Only lines with the word "Histograma" are needed; collect each of them from the listing below.
====== GIVEN INFORMATION
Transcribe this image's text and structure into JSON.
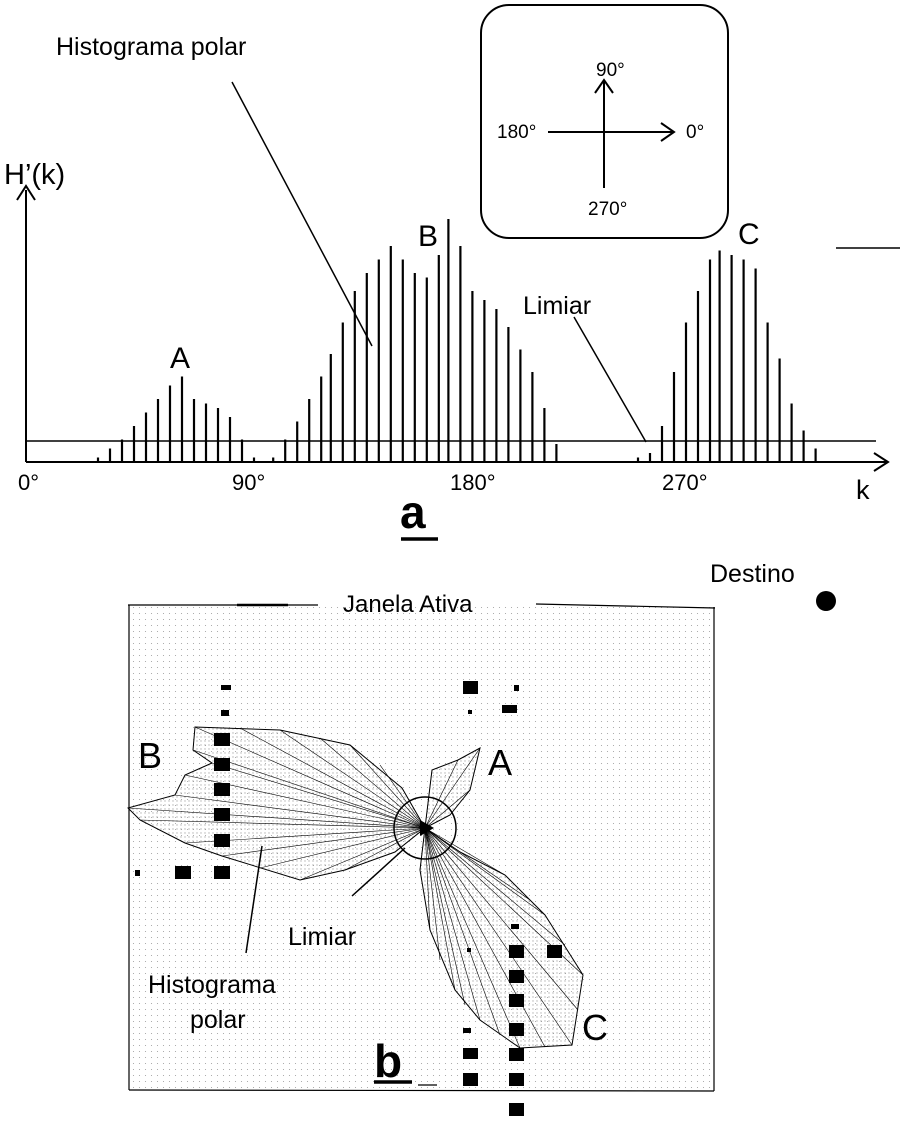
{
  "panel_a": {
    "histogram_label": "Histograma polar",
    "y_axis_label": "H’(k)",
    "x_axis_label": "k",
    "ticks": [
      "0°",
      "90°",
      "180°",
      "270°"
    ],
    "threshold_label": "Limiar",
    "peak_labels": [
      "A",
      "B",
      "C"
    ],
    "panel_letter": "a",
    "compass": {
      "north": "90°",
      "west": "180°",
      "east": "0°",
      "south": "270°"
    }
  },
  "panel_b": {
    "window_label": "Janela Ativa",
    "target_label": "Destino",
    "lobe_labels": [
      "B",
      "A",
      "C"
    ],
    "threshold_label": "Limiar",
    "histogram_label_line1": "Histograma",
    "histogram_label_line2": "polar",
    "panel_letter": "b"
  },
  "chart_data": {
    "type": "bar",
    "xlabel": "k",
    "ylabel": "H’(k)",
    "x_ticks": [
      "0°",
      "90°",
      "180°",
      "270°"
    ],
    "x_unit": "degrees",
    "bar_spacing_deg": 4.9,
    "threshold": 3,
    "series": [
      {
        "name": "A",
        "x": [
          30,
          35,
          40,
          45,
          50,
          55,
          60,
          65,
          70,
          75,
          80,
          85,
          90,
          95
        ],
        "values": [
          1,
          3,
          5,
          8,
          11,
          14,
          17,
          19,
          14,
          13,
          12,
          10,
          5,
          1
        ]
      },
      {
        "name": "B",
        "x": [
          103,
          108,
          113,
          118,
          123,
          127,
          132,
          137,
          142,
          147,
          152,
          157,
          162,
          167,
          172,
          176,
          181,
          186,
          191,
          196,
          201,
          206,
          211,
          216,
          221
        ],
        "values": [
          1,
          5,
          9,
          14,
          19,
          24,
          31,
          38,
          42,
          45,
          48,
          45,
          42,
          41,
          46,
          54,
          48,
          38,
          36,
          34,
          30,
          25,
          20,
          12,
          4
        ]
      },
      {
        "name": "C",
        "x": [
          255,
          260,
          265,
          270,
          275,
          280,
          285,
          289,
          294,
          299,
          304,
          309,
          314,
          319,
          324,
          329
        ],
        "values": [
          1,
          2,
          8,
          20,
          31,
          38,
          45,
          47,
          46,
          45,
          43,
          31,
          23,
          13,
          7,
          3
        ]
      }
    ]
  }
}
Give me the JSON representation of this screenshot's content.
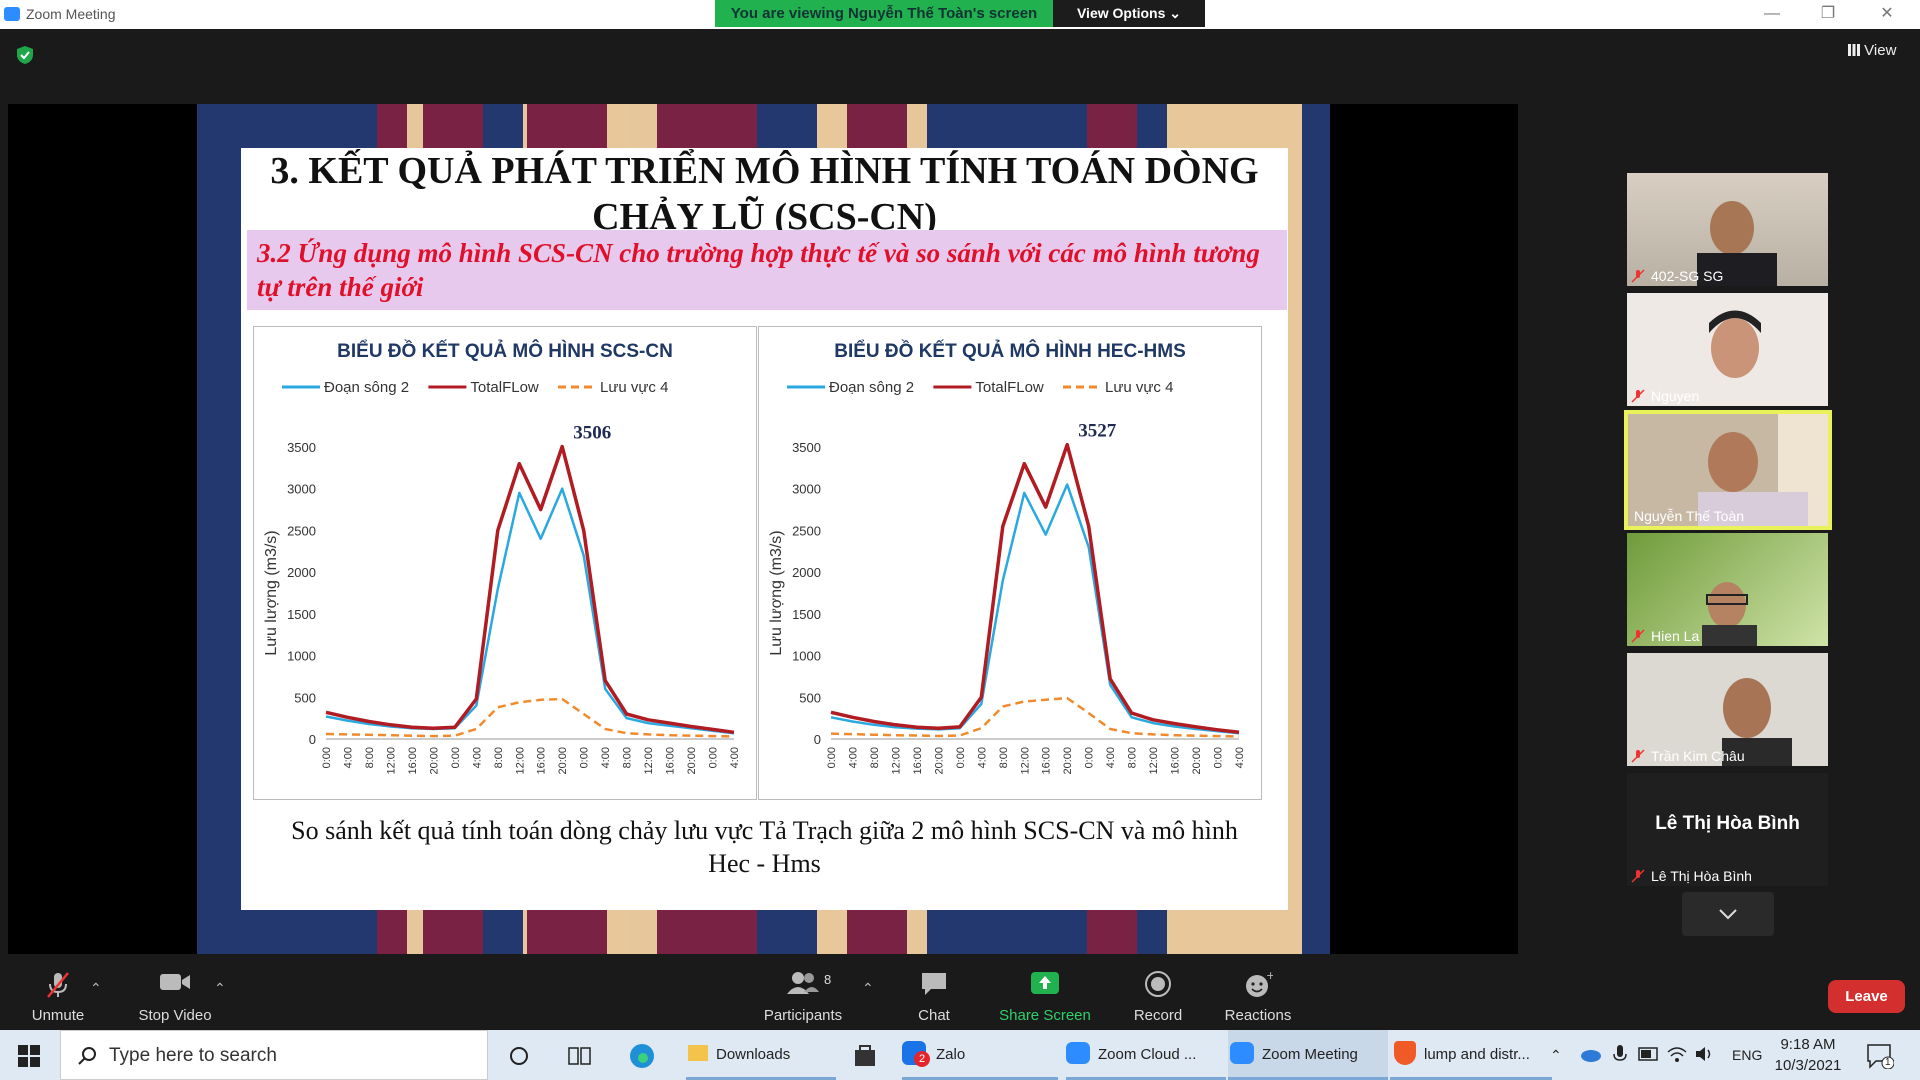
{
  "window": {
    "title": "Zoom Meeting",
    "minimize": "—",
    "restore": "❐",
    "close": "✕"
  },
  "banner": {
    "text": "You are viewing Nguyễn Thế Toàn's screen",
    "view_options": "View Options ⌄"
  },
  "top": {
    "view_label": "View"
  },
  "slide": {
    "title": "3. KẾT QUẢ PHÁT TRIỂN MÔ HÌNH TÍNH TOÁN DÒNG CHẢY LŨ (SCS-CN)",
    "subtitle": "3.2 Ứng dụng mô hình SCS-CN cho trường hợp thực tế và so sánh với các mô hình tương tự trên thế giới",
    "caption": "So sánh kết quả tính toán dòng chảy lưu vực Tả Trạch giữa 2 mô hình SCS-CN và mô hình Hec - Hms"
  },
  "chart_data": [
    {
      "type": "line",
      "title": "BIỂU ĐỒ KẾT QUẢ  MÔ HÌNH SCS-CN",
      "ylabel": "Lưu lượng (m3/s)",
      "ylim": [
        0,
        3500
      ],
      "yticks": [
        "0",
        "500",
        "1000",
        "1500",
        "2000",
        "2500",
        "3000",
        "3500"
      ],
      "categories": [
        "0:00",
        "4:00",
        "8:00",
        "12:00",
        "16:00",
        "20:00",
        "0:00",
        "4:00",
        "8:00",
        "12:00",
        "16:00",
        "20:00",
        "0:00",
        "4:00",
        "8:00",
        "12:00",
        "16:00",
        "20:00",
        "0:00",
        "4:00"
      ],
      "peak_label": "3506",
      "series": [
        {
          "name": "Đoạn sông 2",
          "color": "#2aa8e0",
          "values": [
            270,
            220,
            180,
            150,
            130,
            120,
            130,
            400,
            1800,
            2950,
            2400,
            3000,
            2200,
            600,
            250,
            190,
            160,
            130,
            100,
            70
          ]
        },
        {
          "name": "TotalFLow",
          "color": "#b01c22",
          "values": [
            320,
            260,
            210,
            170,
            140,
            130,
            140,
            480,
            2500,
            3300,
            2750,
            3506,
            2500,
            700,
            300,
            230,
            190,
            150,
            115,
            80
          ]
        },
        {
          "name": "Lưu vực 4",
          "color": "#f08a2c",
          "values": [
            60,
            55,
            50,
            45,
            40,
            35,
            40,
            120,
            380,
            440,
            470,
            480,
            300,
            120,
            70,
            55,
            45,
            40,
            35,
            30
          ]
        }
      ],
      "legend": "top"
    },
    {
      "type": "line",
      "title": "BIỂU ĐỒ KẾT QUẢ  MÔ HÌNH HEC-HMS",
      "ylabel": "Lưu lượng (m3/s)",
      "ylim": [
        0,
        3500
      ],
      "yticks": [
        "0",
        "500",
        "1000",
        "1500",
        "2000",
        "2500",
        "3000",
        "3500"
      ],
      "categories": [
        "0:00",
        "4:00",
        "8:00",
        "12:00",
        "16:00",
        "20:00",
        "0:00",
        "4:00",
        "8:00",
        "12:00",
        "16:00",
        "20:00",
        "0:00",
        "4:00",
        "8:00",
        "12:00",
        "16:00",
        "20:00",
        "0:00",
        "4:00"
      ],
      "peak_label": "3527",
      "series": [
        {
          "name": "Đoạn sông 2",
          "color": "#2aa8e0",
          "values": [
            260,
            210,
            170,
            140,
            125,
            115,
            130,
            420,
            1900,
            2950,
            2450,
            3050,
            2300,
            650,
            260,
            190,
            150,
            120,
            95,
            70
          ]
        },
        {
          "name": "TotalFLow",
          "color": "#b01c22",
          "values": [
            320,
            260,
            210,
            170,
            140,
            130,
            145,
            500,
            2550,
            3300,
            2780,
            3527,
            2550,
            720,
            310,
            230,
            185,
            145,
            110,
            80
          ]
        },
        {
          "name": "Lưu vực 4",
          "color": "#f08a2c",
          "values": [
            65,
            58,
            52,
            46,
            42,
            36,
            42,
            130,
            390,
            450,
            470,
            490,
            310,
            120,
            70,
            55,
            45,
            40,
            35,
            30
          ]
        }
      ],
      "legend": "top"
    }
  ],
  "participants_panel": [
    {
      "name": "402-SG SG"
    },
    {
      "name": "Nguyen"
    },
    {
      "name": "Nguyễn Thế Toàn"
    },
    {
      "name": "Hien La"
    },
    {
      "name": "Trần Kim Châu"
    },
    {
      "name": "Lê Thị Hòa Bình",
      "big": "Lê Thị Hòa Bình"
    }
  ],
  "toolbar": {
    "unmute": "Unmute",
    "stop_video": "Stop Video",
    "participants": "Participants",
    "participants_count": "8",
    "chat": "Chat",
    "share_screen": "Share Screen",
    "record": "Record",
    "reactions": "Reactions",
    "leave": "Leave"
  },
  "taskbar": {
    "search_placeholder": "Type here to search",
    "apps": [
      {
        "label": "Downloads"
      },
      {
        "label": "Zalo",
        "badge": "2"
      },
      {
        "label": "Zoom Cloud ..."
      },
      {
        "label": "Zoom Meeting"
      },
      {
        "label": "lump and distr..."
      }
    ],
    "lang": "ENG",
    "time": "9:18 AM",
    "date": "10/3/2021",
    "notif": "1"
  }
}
============
= RESPONSE TO THE EXERCISE =
    "histogram_label": "Histograma polar",
    "histogram_label_line1": "Histograma",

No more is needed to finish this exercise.